#### Written problem:
Only the number is wanted: count the lines that contain "with".

#### Task input:
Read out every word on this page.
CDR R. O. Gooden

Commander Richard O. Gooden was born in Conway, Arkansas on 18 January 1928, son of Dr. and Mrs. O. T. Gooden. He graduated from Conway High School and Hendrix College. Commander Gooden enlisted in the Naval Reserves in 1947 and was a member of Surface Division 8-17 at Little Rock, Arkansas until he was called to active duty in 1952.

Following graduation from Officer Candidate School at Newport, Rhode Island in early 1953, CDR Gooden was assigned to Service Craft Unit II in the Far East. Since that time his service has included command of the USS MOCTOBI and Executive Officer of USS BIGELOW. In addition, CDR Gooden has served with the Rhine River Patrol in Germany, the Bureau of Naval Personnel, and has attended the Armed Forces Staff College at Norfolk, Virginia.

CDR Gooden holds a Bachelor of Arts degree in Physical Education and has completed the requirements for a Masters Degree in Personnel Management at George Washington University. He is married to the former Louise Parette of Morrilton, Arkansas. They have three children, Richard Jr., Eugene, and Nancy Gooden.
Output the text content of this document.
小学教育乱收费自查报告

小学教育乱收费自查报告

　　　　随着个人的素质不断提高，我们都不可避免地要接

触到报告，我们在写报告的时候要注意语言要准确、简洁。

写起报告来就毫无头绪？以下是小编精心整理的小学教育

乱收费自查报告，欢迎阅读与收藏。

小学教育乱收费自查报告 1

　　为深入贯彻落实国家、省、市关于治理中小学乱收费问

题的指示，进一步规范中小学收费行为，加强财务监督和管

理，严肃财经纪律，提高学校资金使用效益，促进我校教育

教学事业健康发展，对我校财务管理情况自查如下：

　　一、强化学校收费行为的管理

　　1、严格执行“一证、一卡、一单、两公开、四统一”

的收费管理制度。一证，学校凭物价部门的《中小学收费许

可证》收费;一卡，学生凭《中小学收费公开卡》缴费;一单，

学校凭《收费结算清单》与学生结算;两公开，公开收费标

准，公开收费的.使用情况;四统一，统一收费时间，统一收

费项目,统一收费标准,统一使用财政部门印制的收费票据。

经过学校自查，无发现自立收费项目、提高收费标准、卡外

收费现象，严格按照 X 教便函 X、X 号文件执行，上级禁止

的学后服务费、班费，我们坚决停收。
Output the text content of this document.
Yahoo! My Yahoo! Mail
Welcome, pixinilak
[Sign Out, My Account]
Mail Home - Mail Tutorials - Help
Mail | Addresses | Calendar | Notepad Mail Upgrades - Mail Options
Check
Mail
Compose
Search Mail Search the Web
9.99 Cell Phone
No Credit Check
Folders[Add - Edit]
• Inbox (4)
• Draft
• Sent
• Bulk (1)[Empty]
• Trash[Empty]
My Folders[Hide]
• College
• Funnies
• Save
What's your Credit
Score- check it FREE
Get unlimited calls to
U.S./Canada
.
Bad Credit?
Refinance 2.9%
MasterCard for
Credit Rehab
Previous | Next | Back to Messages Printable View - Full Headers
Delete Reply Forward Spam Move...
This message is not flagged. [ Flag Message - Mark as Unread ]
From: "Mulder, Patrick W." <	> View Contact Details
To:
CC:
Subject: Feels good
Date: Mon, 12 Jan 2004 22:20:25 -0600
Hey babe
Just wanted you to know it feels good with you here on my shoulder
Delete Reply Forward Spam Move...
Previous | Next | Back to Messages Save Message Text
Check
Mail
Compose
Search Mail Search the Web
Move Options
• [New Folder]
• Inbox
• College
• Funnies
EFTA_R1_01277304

#### Solution for this exercise:
2